[Structured figure records]
▶

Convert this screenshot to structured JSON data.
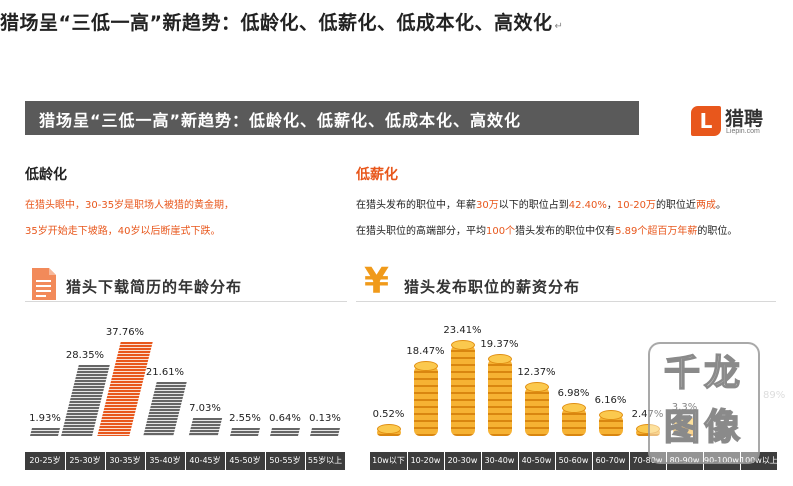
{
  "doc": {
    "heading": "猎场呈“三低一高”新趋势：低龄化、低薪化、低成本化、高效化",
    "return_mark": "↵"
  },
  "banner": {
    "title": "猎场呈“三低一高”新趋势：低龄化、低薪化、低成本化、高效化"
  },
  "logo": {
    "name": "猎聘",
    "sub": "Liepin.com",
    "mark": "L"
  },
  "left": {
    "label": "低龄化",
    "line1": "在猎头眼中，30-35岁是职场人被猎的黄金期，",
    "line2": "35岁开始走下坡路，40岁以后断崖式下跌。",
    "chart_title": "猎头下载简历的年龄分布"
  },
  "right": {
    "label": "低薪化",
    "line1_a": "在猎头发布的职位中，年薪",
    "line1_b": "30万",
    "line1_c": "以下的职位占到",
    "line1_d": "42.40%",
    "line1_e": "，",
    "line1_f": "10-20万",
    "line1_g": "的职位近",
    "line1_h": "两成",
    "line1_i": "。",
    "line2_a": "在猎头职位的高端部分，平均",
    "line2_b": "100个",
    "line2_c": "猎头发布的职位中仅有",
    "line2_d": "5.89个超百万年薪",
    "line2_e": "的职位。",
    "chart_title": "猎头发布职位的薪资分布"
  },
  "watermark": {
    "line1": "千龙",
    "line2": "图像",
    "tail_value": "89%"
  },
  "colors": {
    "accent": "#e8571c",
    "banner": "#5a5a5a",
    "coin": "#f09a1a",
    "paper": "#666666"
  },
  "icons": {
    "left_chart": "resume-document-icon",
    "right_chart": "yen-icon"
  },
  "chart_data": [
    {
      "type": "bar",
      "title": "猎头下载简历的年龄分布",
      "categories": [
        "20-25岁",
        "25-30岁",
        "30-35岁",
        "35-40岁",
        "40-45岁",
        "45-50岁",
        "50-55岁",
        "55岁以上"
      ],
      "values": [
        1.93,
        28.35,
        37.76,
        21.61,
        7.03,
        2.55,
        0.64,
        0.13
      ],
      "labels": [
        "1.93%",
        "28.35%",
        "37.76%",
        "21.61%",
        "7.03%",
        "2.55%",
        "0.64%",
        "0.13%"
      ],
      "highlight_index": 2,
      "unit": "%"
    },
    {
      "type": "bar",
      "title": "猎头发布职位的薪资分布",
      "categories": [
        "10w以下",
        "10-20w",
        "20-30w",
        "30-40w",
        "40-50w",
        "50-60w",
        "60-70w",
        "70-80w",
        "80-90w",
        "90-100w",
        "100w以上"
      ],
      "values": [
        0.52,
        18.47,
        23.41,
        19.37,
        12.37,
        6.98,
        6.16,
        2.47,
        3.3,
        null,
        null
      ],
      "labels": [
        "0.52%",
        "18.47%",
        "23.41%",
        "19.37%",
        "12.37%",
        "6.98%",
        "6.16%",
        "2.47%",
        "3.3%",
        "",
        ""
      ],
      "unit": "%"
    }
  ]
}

◀
▶

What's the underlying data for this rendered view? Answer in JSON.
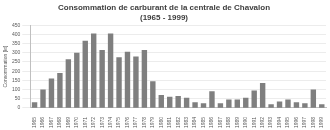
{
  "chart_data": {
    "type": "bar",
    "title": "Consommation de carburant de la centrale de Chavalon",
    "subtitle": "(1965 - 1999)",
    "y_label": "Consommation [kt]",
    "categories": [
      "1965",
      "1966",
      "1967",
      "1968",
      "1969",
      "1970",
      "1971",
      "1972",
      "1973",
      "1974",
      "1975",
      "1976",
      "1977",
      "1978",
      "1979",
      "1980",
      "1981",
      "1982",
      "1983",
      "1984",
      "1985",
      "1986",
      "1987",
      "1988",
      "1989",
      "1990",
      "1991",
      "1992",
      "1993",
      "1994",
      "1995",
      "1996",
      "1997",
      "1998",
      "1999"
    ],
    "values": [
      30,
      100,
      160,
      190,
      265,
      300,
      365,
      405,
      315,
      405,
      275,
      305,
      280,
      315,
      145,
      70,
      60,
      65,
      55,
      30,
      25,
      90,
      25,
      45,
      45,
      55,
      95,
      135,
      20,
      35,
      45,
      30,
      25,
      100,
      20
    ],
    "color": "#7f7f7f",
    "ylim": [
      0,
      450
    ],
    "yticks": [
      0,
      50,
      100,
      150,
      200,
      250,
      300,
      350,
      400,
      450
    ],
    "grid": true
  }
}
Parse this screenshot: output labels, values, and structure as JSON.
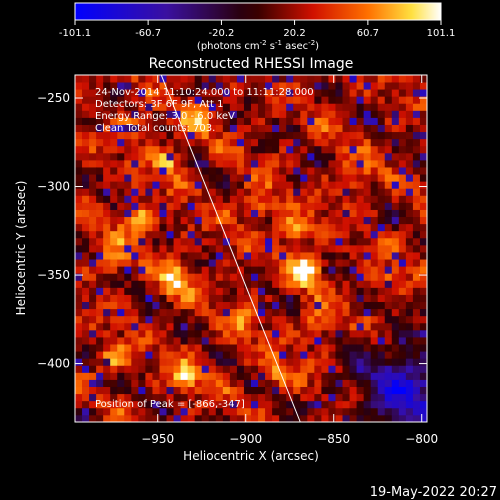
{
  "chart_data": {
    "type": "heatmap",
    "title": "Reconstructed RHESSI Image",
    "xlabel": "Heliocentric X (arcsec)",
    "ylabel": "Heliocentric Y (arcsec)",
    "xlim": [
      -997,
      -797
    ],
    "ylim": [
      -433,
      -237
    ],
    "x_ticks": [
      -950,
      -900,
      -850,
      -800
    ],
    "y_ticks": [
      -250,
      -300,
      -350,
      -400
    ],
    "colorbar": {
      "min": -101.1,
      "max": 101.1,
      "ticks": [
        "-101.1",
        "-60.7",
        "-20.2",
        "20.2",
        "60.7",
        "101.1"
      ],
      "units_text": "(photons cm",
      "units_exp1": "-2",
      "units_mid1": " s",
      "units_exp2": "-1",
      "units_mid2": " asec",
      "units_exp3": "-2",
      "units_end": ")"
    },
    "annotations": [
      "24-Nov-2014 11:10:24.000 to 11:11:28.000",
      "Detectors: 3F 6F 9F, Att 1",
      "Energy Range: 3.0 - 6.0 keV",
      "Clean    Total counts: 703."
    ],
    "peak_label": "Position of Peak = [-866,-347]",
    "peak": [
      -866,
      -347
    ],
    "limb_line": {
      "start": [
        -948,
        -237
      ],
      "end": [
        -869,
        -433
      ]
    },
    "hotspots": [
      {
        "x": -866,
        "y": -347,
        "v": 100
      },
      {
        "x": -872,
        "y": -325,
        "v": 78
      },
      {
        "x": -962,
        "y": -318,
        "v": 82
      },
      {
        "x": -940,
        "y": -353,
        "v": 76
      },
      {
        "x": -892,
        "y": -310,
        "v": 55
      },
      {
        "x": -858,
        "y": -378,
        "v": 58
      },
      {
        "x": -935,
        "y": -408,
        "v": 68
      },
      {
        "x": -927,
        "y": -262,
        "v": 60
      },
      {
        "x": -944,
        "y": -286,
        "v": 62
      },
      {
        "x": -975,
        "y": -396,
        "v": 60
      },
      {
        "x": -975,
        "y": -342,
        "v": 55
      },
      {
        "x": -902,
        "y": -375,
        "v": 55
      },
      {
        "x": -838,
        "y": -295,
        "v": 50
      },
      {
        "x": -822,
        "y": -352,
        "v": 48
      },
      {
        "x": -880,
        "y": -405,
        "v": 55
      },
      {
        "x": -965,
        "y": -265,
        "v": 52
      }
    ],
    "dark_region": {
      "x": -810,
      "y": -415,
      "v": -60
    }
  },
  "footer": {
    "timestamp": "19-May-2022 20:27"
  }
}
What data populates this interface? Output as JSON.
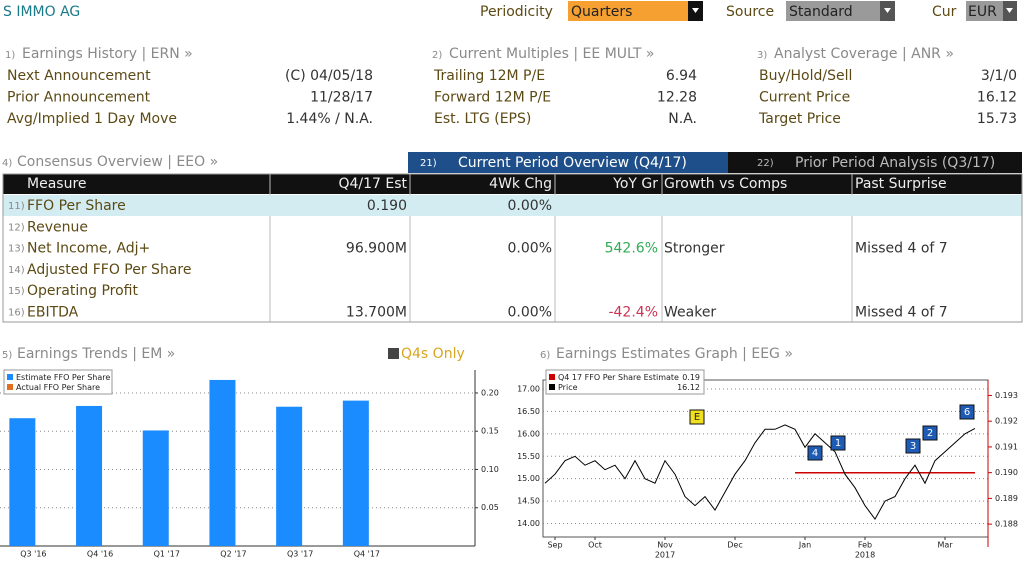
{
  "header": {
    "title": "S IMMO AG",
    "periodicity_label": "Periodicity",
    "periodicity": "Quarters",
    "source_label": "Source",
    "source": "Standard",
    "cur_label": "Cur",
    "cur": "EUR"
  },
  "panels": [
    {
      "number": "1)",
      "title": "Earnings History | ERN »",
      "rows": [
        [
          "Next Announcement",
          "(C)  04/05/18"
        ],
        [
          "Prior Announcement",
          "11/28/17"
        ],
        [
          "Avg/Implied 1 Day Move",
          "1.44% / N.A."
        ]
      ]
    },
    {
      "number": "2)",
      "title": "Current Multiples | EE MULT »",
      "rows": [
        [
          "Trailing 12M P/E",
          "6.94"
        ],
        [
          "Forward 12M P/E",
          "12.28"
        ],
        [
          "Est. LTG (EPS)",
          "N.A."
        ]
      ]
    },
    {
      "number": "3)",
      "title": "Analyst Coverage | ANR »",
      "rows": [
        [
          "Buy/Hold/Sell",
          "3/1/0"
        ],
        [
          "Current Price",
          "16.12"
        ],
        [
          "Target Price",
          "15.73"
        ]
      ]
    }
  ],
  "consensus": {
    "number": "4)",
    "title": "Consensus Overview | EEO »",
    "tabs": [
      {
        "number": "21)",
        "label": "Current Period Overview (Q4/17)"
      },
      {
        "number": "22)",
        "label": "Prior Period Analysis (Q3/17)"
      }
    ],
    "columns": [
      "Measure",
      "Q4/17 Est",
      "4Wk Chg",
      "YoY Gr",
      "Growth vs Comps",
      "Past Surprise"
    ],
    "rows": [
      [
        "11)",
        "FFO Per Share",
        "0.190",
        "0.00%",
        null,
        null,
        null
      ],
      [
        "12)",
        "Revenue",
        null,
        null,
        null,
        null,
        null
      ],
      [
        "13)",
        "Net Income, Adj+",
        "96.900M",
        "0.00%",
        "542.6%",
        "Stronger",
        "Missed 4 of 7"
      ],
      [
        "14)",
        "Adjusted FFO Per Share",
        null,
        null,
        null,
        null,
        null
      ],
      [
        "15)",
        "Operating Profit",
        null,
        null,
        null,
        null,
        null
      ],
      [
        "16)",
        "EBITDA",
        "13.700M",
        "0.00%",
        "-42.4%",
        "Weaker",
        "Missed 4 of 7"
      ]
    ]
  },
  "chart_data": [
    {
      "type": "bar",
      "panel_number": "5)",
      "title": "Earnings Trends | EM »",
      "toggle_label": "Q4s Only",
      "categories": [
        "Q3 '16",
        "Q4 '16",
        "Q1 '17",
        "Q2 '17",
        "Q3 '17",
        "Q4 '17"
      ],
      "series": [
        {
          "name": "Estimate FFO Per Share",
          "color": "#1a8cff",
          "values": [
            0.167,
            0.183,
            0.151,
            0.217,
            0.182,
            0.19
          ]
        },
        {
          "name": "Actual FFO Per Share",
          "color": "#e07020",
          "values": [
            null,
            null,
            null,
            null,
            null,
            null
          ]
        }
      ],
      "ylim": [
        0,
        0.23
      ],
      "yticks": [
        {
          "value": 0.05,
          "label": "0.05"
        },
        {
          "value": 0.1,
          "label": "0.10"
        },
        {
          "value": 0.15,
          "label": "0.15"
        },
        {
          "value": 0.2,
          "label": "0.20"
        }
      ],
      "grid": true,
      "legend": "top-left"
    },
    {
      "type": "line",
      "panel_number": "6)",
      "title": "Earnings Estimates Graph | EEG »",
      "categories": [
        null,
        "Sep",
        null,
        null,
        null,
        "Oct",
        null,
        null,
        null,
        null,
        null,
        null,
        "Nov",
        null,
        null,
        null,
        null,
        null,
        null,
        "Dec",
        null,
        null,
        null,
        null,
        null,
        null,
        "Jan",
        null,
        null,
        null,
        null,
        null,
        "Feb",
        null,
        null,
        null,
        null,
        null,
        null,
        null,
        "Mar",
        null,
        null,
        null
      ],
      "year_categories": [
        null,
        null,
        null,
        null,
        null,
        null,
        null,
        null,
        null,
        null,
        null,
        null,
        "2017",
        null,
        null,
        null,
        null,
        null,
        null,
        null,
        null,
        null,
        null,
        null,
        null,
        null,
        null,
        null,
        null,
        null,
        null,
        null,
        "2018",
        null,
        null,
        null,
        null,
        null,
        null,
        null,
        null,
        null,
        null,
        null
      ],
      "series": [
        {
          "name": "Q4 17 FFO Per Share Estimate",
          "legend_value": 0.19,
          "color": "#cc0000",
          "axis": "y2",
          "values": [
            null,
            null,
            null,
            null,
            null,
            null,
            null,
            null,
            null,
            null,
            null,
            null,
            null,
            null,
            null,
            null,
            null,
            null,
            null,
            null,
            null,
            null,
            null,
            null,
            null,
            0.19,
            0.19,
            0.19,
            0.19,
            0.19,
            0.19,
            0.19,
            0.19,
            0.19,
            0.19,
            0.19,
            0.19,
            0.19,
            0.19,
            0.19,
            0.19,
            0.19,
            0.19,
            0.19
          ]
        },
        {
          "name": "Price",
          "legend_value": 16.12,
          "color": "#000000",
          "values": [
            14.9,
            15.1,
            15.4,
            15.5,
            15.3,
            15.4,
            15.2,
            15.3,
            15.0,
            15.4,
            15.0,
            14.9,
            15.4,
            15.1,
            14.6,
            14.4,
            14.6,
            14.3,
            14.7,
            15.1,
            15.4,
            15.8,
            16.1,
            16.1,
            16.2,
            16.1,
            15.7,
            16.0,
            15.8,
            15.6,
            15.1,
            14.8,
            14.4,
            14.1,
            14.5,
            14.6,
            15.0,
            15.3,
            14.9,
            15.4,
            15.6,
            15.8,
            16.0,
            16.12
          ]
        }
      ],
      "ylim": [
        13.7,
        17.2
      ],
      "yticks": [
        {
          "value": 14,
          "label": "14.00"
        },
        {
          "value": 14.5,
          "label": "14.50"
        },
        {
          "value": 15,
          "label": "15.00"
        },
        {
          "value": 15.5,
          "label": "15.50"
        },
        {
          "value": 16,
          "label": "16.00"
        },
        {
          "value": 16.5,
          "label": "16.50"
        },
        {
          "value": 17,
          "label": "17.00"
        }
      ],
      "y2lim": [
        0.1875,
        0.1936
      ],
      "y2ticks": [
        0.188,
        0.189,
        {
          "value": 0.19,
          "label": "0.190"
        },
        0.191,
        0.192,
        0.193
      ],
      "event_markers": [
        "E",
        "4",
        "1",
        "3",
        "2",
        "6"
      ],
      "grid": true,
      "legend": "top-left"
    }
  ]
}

◀
▶

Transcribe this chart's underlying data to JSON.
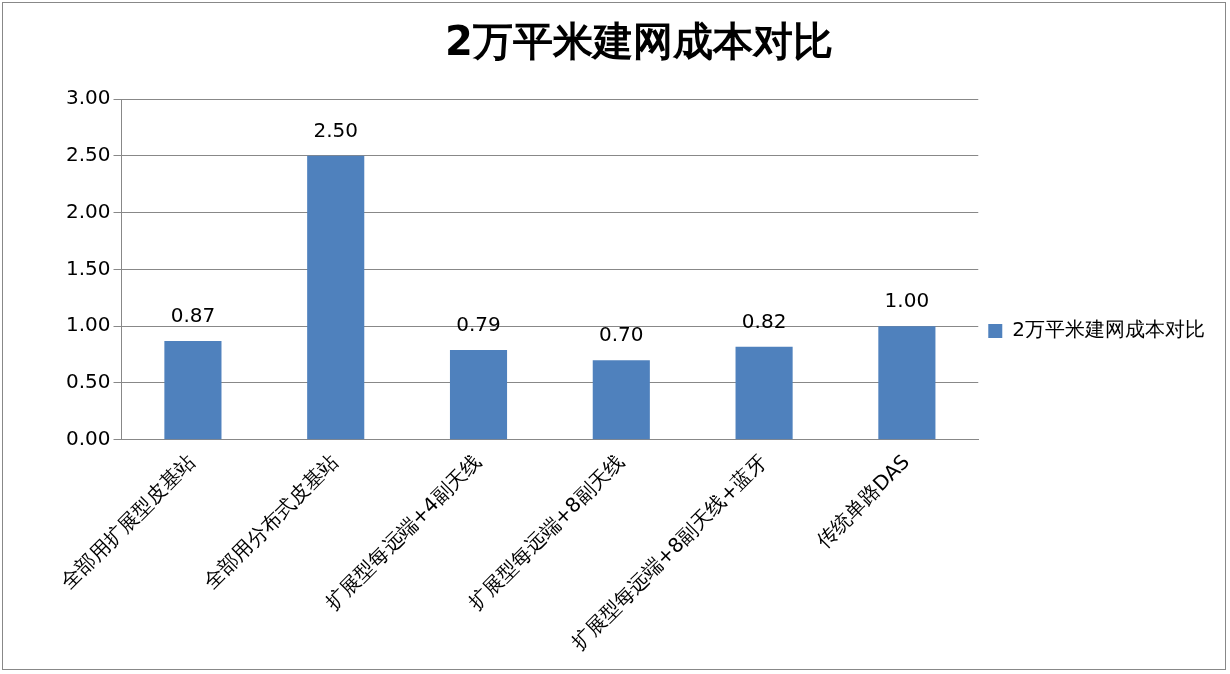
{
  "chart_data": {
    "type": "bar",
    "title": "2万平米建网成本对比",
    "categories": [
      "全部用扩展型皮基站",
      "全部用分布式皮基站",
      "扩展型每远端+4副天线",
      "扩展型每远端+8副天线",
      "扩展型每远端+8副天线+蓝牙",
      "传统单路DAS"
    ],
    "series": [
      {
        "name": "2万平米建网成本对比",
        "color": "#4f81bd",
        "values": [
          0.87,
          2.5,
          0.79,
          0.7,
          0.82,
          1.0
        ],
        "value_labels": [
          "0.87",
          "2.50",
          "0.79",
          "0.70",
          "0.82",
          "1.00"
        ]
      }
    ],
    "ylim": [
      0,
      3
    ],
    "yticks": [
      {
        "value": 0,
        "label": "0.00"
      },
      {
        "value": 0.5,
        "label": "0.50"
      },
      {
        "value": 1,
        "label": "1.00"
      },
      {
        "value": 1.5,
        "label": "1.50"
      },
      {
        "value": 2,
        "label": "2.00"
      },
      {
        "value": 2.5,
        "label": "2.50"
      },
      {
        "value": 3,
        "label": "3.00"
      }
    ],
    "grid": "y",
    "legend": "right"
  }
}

◀

Task requirements -> In the records above, locate each line with the word "Heliocentric". Copy all such lines.

Result of this task ->
    "xlabel": "Heliocentric X (arcsec)",
    "ylabel": "Heliocentric Y (arcsec)",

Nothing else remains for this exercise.